====== Material supplied ======

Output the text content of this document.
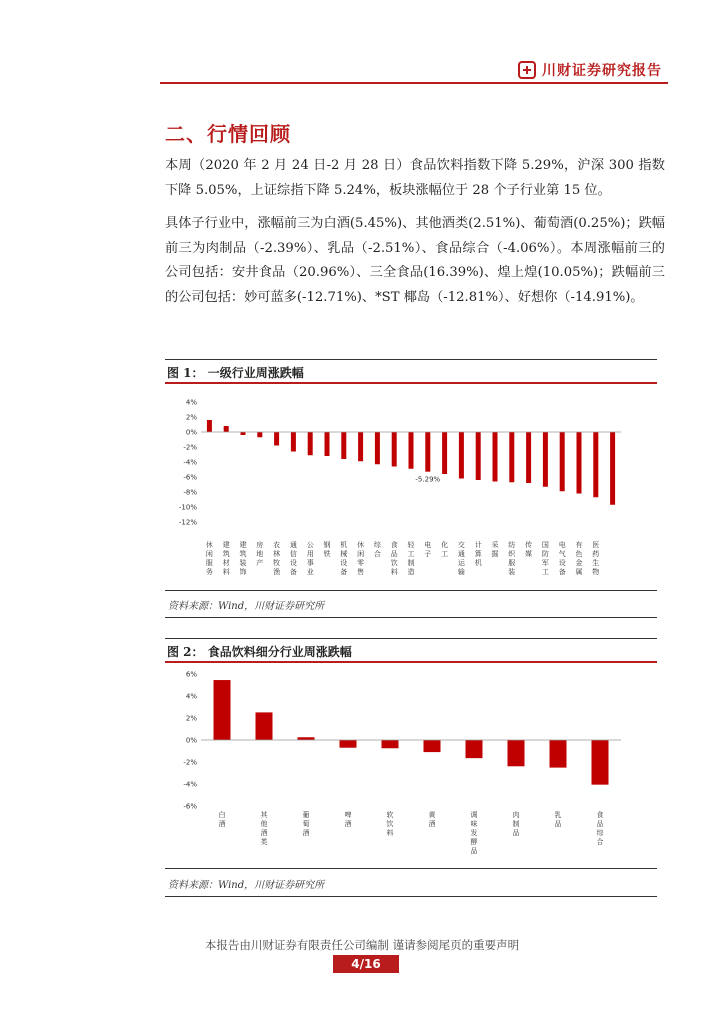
川财证券研究报告
二、行情回顾
本周（2020 年 2 月 24 日-2 月 28 日）食品饮料指数下降 5.29%，沪深 300 指数下降 5.05%，上证综指下降 5.24%，板块涨幅位于 28 个子行业第 15 位。
具体子行业中，涨幅前三为白酒(5.45%)、其他酒类(2.51%)、葡萄酒(0.25%)；跌幅前三为肉制品（-2.39%）、乳品（-2.51%）、食品综合（-4.06%）。本周涨幅前三的公司包括：安井食品（20.96%）、三全食品(16.39%)、煌上煌(10.05%)；跌幅前三的公司包括：妙可蓝多(-12.71%)、*ST 椰岛（-12.81%）、好想你（-14.91%)。
图 1： 一级行业周涨跌幅
4%
2%
0%
-2%
-4%
-6%
-8%
-10%
-12%
休闲服务
建筑材料
建筑装饰
房地产
农林牧渔
通信设备
公用事业
钢铁
机械设备
休闲零售
综合
食品饮料
轻工制造
电子
化工
交通运输
计算机
采掘
纺织服装
传媒
国防军工
电气设备
有色金属
医药生物
-5.29%
资料来源：Wind，川财证券研究所
图 2： 食品饮料细分行业周涨跌幅
6%
4%
2%
0%
-2%
-4%
-6%
白酒
其他酒类
葡萄酒
啤酒
软饮料
黄酒
调味发酵品
肉制品
乳品
食品综合
资料来源：Wind，川财证券研究所
本报告由川财证券有限责任公司编制 谨请参阅尾页的重要声明
4/16
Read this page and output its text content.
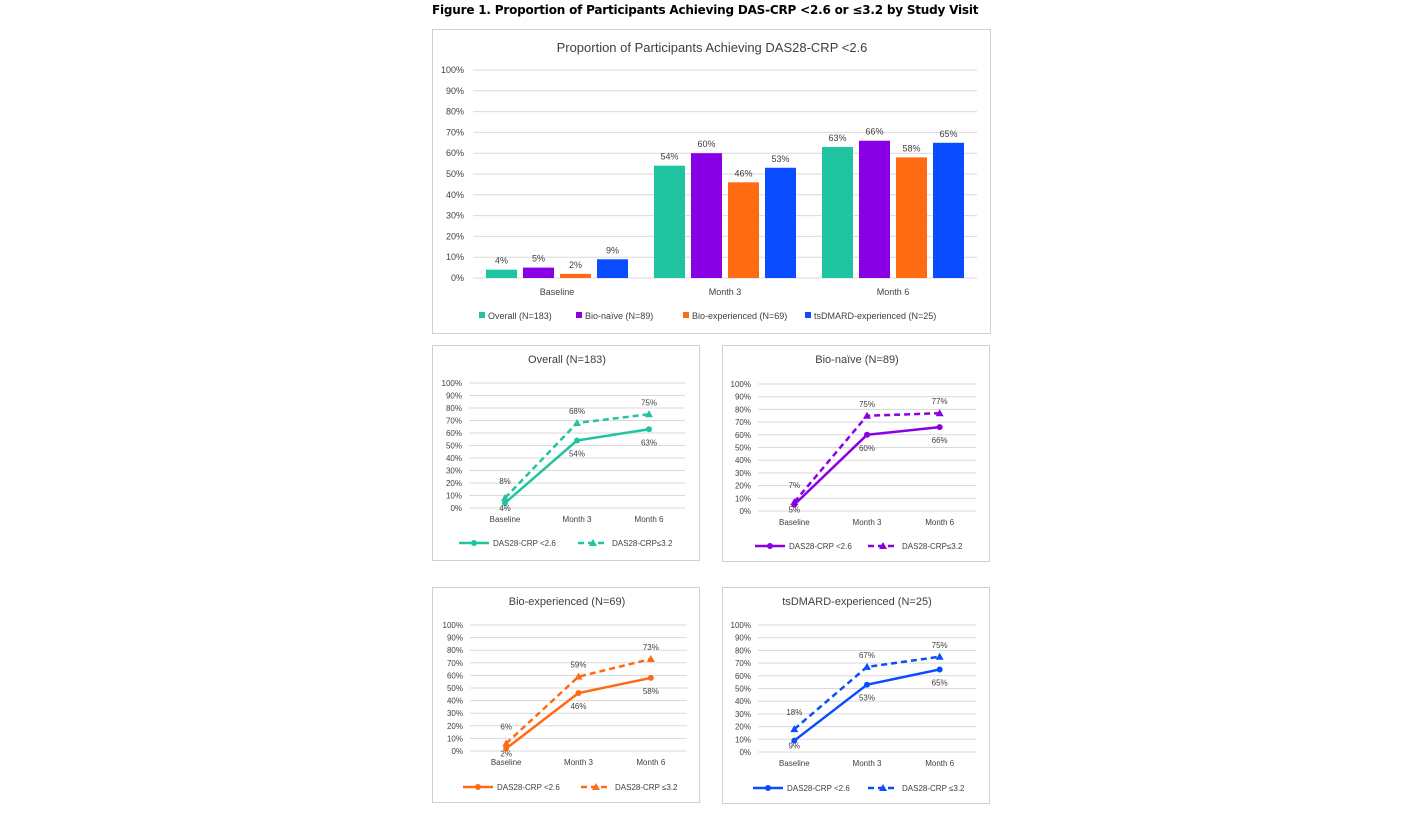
Figure 1. Proportion of Participants Achieving DAS-CRP <2.6 or ≤3.2 by Study Visit
Proportion of Participants Achieving DAS28-CRP <2.6
0%
10%
20%
30%
40%
50%
60%
70%
80%
90%
100%
Baseline
4%	5%
2%
9%
Month 3
54%
60%
46%
53%
Month 6
63%
66%
58%
65%
Overall (N=183)	Bio-naïve (N=89)	Bio-experienced (N=69)	tsDMARD-experienced (N=25)
Overall (N=183)
0%
10%
20%
30%
40%
50%
60%
70%
80%
90%
100%
Baseline	Month 3	Month 6
4%
54%
63%
8%
68%
75%
DAS28-CRP <2.6	DAS28-CRP≤3.2
Bio-naïve (N=89)
0%
10%
20%
30%
40%
50%
60%
70%
80%
90%
100%
Baseline	Month 3	Month 6
5%
60%
66%
7%
75%	77%
DAS28-CRP <2.6	DAS28-CRP≤3.2
Bio-experienced (N=69)
0%
10%
20%
30%
40%
50%
60%
70%
80%
90%
100%
Baseline	Month 3	Month 6
2%
46%
58%
6%
59%
73%
DAS28-CRP <2.6	DAS28-CRP ≤3.2
tsDMARD-experienced (N=25)
0%
10%
20%
30%
40%
50%
60%
70%
80%
90%
100%
Baseline	Month 3	Month 6
9%
53%
65%
18%
67%
75%
DAS28-CRP <2.6	DAS28-CRP ≤3.2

======

_What is being asked_:
Please transcribe the material above exactly as written. Leave the pictures out.

_Written solution_:
Output the text content of this document.
川财证券研究报告
二、行情回顾
本周（2020 年 2 月 24 日-2 月 28 日）食品饮料指数下降 5.29%，沪深 300 指数下降 5.05%，上证综指下降 5.24%，板块涨幅位于 28 个子行业第 15 位。
具体子行业中，涨幅前三为白酒(5.45%)、其他酒类(2.51%)、葡萄酒(0.25%)；跌幅前三为肉制品（-2.39%）、乳品（-2.51%）、食品综合（-4.06%）。本周涨幅前三的公司包括：安井食品（20.96%）、三全食品(16.39%)、煌上煌(10.05%)；跌幅前三的公司包括：妙可蓝多(-12.71%)、*ST 椰岛（-12.81%）、好想你（-14.91%)。
图 1： 一级行业周涨跌幅
4%
2%
0%
-2%
-4%
-6%
-8%
-10%
-12%
休闲服务
建筑材料
建筑装饰
房地产
农林牧渔
通信设备
公用事业
钢铁
机械设备
休闲零售
综合
食品饮料
轻工制造
电子
化工
交通运输
计算机
采掘
纺织服装
传媒
国防军工
电气设备
有色金属
医药生物
-5.29%
资料来源：Wind，川财证券研究所
图 2： 食品饮料细分行业周涨跌幅
6%
4%
2%
0%
-2%
-4%
-6%
白酒
其他酒类
葡萄酒
啤酒
软饮料
黄酒
调味发酵品
肉制品
乳品
食品综合
资料来源：Wind，川财证券研究所
本报告由川财证券有限责任公司编制 谨请参阅尾页的重要声明
4/16
Read this page and output its text content.
Figure 1. Proportion of Participants Achieving DAS-CRP <2.6 or ≤3.2 by Study Visit
Proportion of Participants Achieving DAS28-CRP <2.6
0%
10%
20%
30%
40%
50%
60%
70%
80%
90%
100%
Baseline
4%	5%
2%
9%
Month 3
54%
60%
46%
53%
Month 6
63%
66%
58%
65%
Overall (N=183)	Bio-naïve (N=89)	Bio-experienced (N=69)	tsDMARD-experienced (N=25)
Overall (N=183)
0%
10%
20%
30%
40%
50%
60%
70%
80%
90%
100%
Baseline	Month 3	Month 6
4%
54%
63%
8%
68%
75%
DAS28-CRP <2.6	DAS28-CRP≤3.2
Bio-naïve (N=89)
0%
10%
20%
30%
40%
50%
60%
70%
80%
90%
100%
Baseline	Month 3	Month 6
5%
60%
66%
7%
75%	77%
DAS28-CRP <2.6	DAS28-CRP≤3.2
Bio-experienced (N=69)
0%
10%
20%
30%
40%
50%
60%
70%
80%
90%
100%
Baseline	Month 3	Month 6
2%
46%
58%
6%
59%
73%
DAS28-CRP <2.6	DAS28-CRP ≤3.2
tsDMARD-experienced (N=25)
0%
10%
20%
30%
40%
50%
60%
70%
80%
90%
100%
Baseline	Month 3	Month 6
9%
53%
65%
18%
67%
75%
DAS28-CRP <2.6	DAS28-CRP ≤3.2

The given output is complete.